EXERCISE INSTRUCTIONS:
Word for word, print each line of the listing below; pictures stay out.

RECORDS PROVIDED:
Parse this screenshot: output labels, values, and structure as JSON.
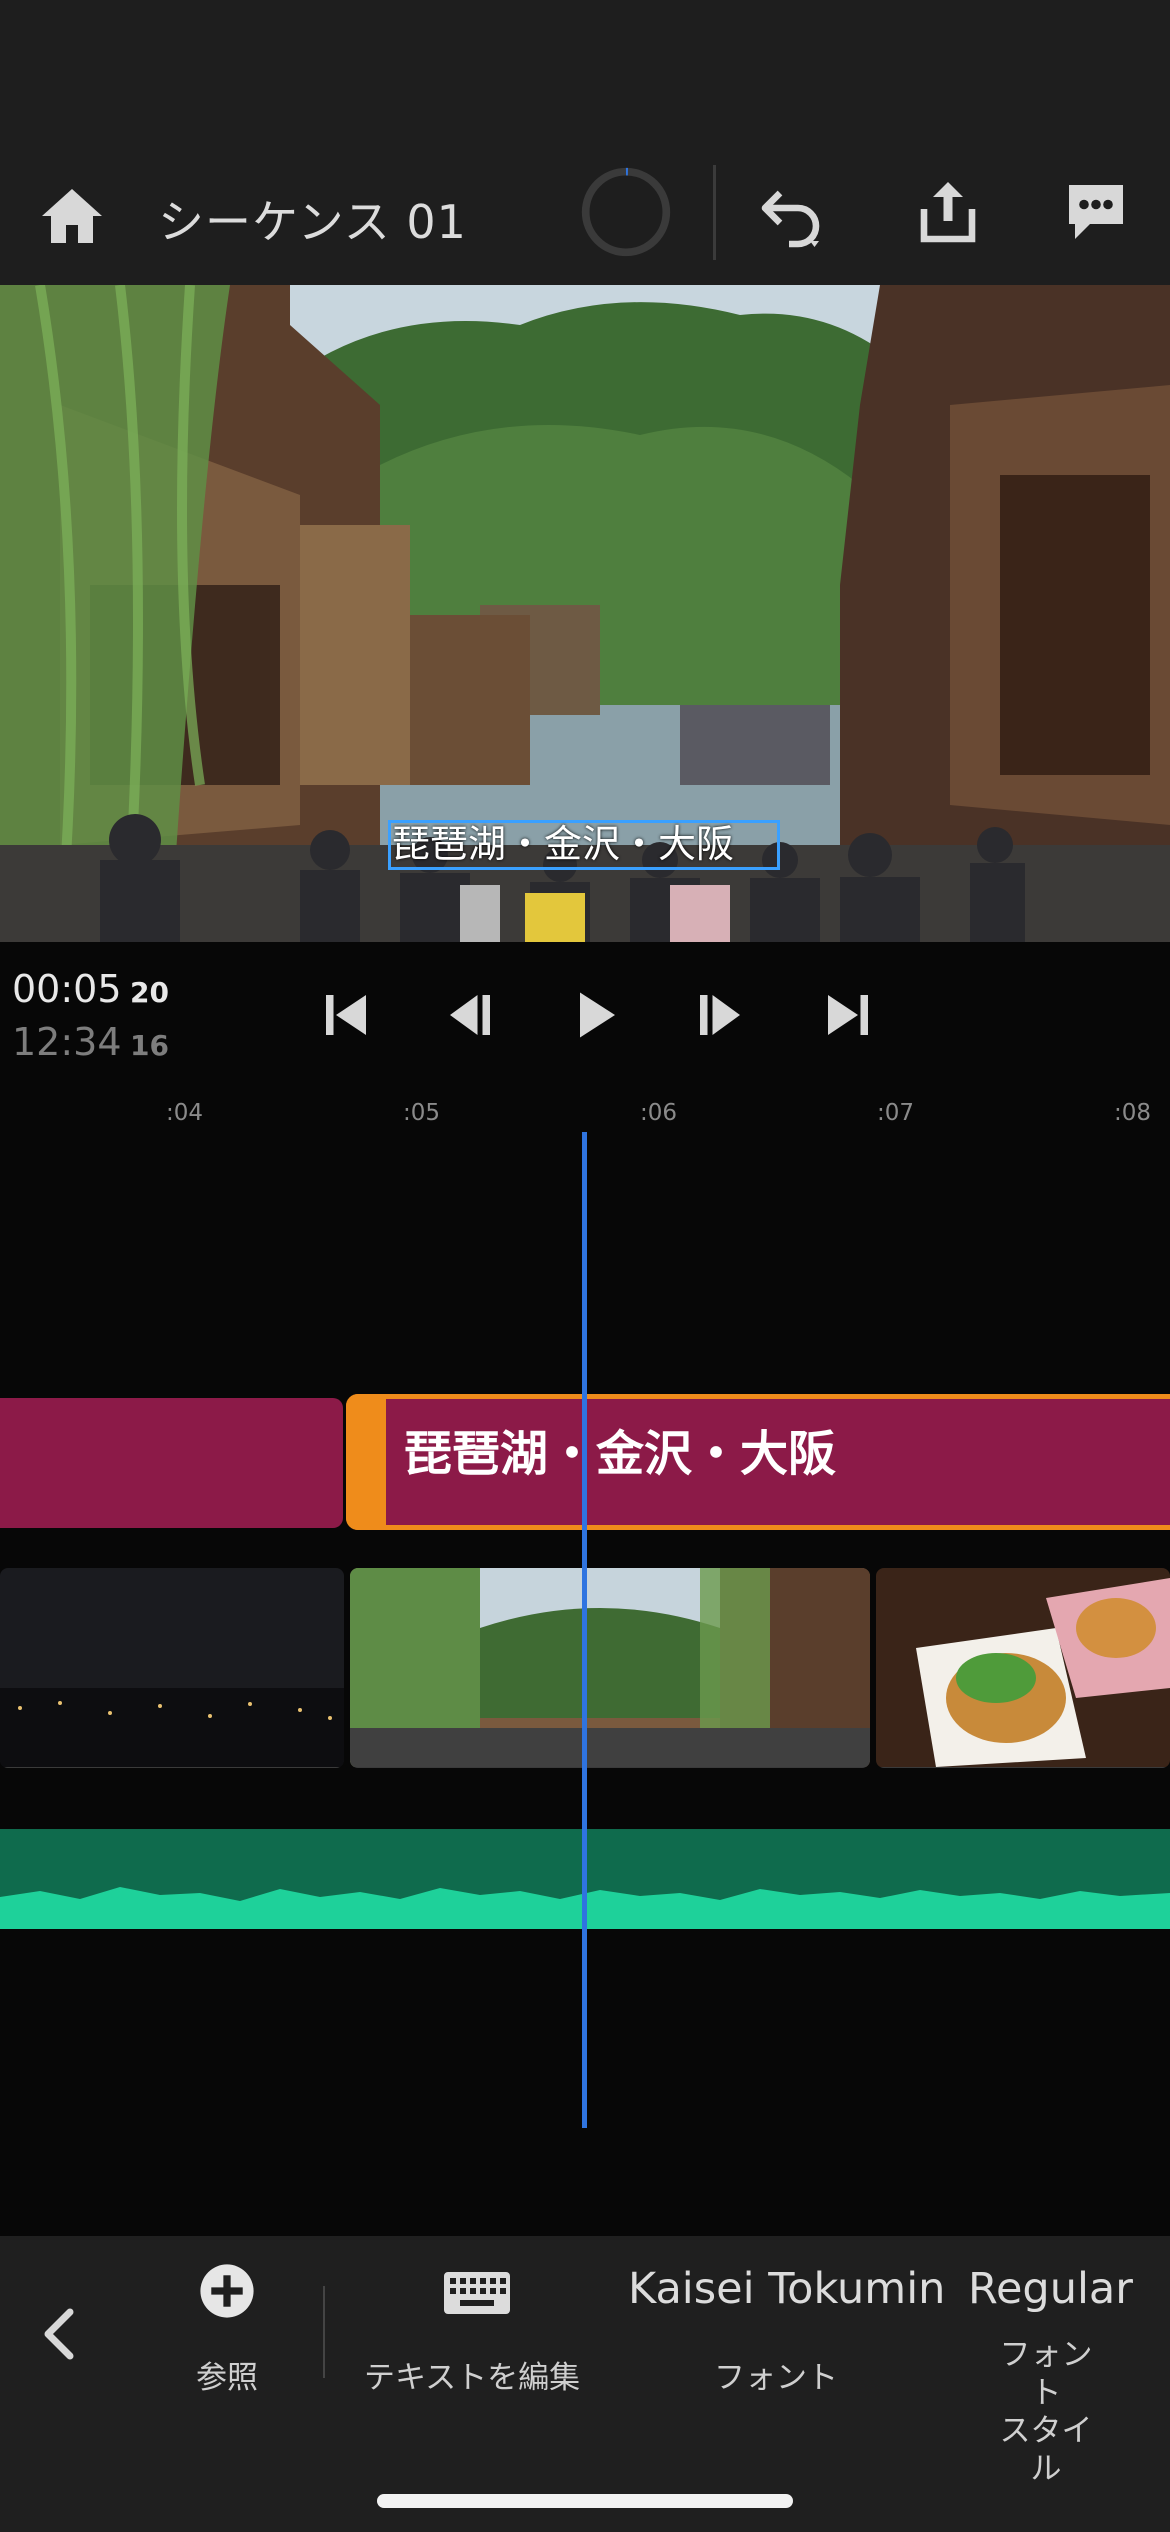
{
  "header": {
    "sequence_title": "シーケンス 01",
    "icons": [
      "home-icon",
      "progress-spinner-icon",
      "undo-icon",
      "share-icon",
      "comment-icon"
    ]
  },
  "preview": {
    "caption_text": "琵琶湖・金沢・大阪"
  },
  "transport": {
    "current_time": "00:05",
    "current_frames": "20",
    "total_time": "12:34",
    "total_frames": "16",
    "icons": [
      "skip-to-start-icon",
      "step-back-icon",
      "play-icon",
      "step-forward-icon",
      "skip-to-end-icon"
    ]
  },
  "timeline": {
    "ruler_ticks": [
      ":04",
      ":05",
      ":06",
      ":07",
      ":08"
    ],
    "title_clip_label": "琵琶湖・金沢・大阪"
  },
  "toolbar": {
    "browse_label": "参照",
    "edit_text_label": "テキストを編集",
    "font_value": "Kaisei Tokumin",
    "font_label": "フォント",
    "font_style_value": "Regular",
    "font_style_label": "フォント\nスタイル"
  },
  "colors": {
    "accent_blue": "#2f74e0",
    "title_clip": "#8c1a48",
    "clip_selection": "#ef8c1b",
    "audio_track": "#0f6b4d",
    "audio_wave": "#1ed19a"
  }
}
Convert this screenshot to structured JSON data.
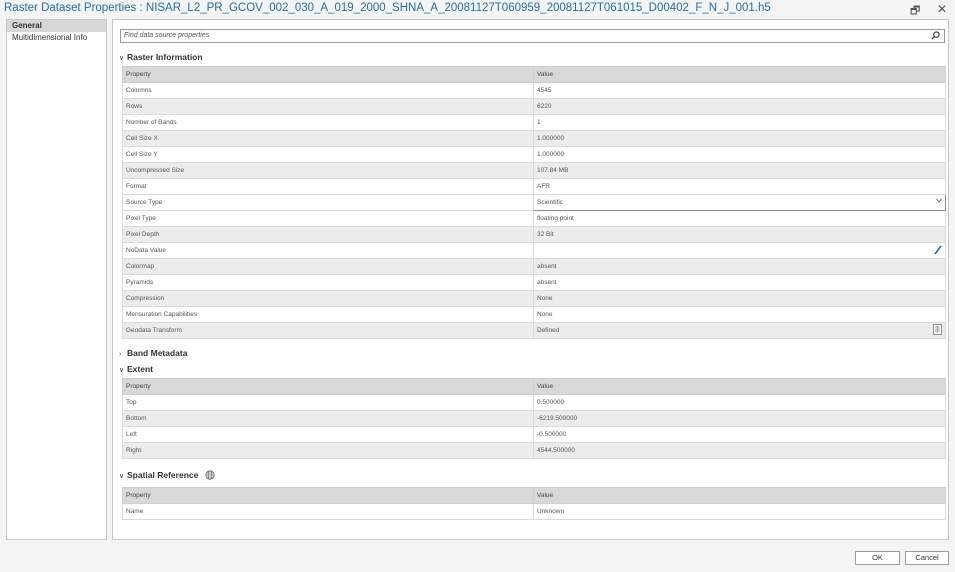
{
  "window": {
    "title": "Raster Dataset Properties : NISAR_L2_PR_GCOV_002_030_A_019_2000_SHNA_A_20081127T060959_20081127T061015_D00402_F_N_J_001.h5",
    "restore_glyph": "🗗",
    "close_glyph": "✕"
  },
  "nav": {
    "items": [
      "General",
      "Multidimensional Info"
    ],
    "selected": "General"
  },
  "search": {
    "placeholder": "Find data source properties"
  },
  "sections": {
    "raster_info": "Raster Information",
    "band_metadata": "Band Metadata",
    "extent": "Extent",
    "spatial_reference": "Spatial Reference"
  },
  "table_headers": {
    "property": "Property",
    "value": "Value"
  },
  "raster_info_rows": [
    {
      "property": "Columns",
      "value": "4545"
    },
    {
      "property": "Rows",
      "value": "6220"
    },
    {
      "property": "Number of Bands",
      "value": "1"
    },
    {
      "property": "Cell Size X",
      "value": "1.000000"
    },
    {
      "property": "Cell Size Y",
      "value": "1.000000"
    },
    {
      "property": "Uncompressed Size",
      "value": "107.84 MB"
    },
    {
      "property": "Format",
      "value": "AFR"
    },
    {
      "property": "Source Type",
      "value": "Scientific"
    },
    {
      "property": "Pixel Type",
      "value": "floating point"
    },
    {
      "property": "Pixel Depth",
      "value": "32 Bit"
    },
    {
      "property": "NoData Value",
      "value": ""
    },
    {
      "property": "Colormap",
      "value": "absent"
    },
    {
      "property": "Pyramids",
      "value": "absent"
    },
    {
      "property": "Compression",
      "value": "None"
    },
    {
      "property": "Mensuration Capabilities",
      "value": "None"
    },
    {
      "property": "Geodata Transform",
      "value": "Defined"
    }
  ],
  "extent_rows": [
    {
      "property": "Top",
      "value": "0.500000"
    },
    {
      "property": "Bottom",
      "value": "-6219.500000"
    },
    {
      "property": "Left",
      "value": "-0.500000"
    },
    {
      "property": "Right",
      "value": "4544.500000"
    }
  ],
  "spatial_ref_rows": [
    {
      "property": "Name",
      "value": "Unknown"
    }
  ],
  "buttons": {
    "ok": "OK",
    "cancel": "Cancel"
  },
  "icons": {
    "search": "magnifier-icon",
    "dropdown": "chevron-down-icon",
    "edit": "pencil-icon",
    "table": "table-icon",
    "globe": "globe-icon"
  },
  "colors": {
    "title": "#1f6fad",
    "header_row": "#d8d8d8",
    "alt_row": "#ececec",
    "pencil": "#1f6fad"
  }
}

ANSWER TO THIS PROBLEM:
Parse this screenshot: output labels, values, and structure as JSON.
{
  "header": {
    "sequence_title": "シーケンス 01",
    "icons": [
      "home-icon",
      "progress-spinner-icon",
      "undo-icon",
      "share-icon",
      "comment-icon"
    ]
  },
  "preview": {
    "caption_text": "琵琶湖・金沢・大阪"
  },
  "transport": {
    "current_time": "00:05",
    "current_frames": "20",
    "total_time": "12:34",
    "total_frames": "16",
    "icons": [
      "skip-to-start-icon",
      "step-back-icon",
      "play-icon",
      "step-forward-icon",
      "skip-to-end-icon"
    ]
  },
  "timeline": {
    "ruler_ticks": [
      ":04",
      ":05",
      ":06",
      ":07",
      ":08"
    ],
    "title_clip_label": "琵琶湖・金沢・大阪"
  },
  "toolbar": {
    "browse_label": "参照",
    "edit_text_label": "テキストを編集",
    "font_value": "Kaisei Tokumin",
    "font_label": "フォント",
    "font_style_value": "Regular",
    "font_style_label": "フォント\nスタイル"
  },
  "colors": {
    "accent_blue": "#2f74e0",
    "title_clip": "#8c1a48",
    "clip_selection": "#ef8c1b",
    "audio_track": "#0f6b4d",
    "audio_wave": "#1ed19a"
  }
}
Convert this screenshot to structured JSON data.
{
  "window": {
    "title": "Raster Dataset Properties : NISAR_L2_PR_GCOV_002_030_A_019_2000_SHNA_A_20081127T060959_20081127T061015_D00402_F_N_J_001.h5",
    "restore_glyph": "🗗",
    "close_glyph": "✕"
  },
  "nav": {
    "items": [
      "General",
      "Multidimensional Info"
    ],
    "selected": "General"
  },
  "search": {
    "placeholder": "Find data source properties"
  },
  "sections": {
    "raster_info": "Raster Information",
    "band_metadata": "Band Metadata",
    "extent": "Extent",
    "spatial_reference": "Spatial Reference"
  },
  "table_headers": {
    "property": "Property",
    "value": "Value"
  },
  "raster_info_rows": [
    {
      "property": "Columns",
      "value": "4545"
    },
    {
      "property": "Rows",
      "value": "6220"
    },
    {
      "property": "Number of Bands",
      "value": "1"
    },
    {
      "property": "Cell Size X",
      "value": "1.000000"
    },
    {
      "property": "Cell Size Y",
      "value": "1.000000"
    },
    {
      "property": "Uncompressed Size",
      "value": "107.84 MB"
    },
    {
      "property": "Format",
      "value": "AFR"
    },
    {
      "property": "Source Type",
      "value": "Scientific"
    },
    {
      "property": "Pixel Type",
      "value": "floating point"
    },
    {
      "property": "Pixel Depth",
      "value": "32 Bit"
    },
    {
      "property": "NoData Value",
      "value": ""
    },
    {
      "property": "Colormap",
      "value": "absent"
    },
    {
      "property": "Pyramids",
      "value": "absent"
    },
    {
      "property": "Compression",
      "value": "None"
    },
    {
      "property": "Mensuration Capabilities",
      "value": "None"
    },
    {
      "property": "Geodata Transform",
      "value": "Defined"
    }
  ],
  "extent_rows": [
    {
      "property": "Top",
      "value": "0.500000"
    },
    {
      "property": "Bottom",
      "value": "-6219.500000"
    },
    {
      "property": "Left",
      "value": "-0.500000"
    },
    {
      "property": "Right",
      "value": "4544.500000"
    }
  ],
  "spatial_ref_rows": [
    {
      "property": "Name",
      "value": "Unknown"
    }
  ],
  "buttons": {
    "ok": "OK",
    "cancel": "Cancel"
  },
  "icons": {
    "search": "magnifier-icon",
    "dropdown": "chevron-down-icon",
    "edit": "pencil-icon",
    "table": "table-icon",
    "globe": "globe-icon"
  },
  "colors": {
    "title": "#1f6fad",
    "header_row": "#d8d8d8",
    "alt_row": "#ececec",
    "pencil": "#1f6fad"
  }
}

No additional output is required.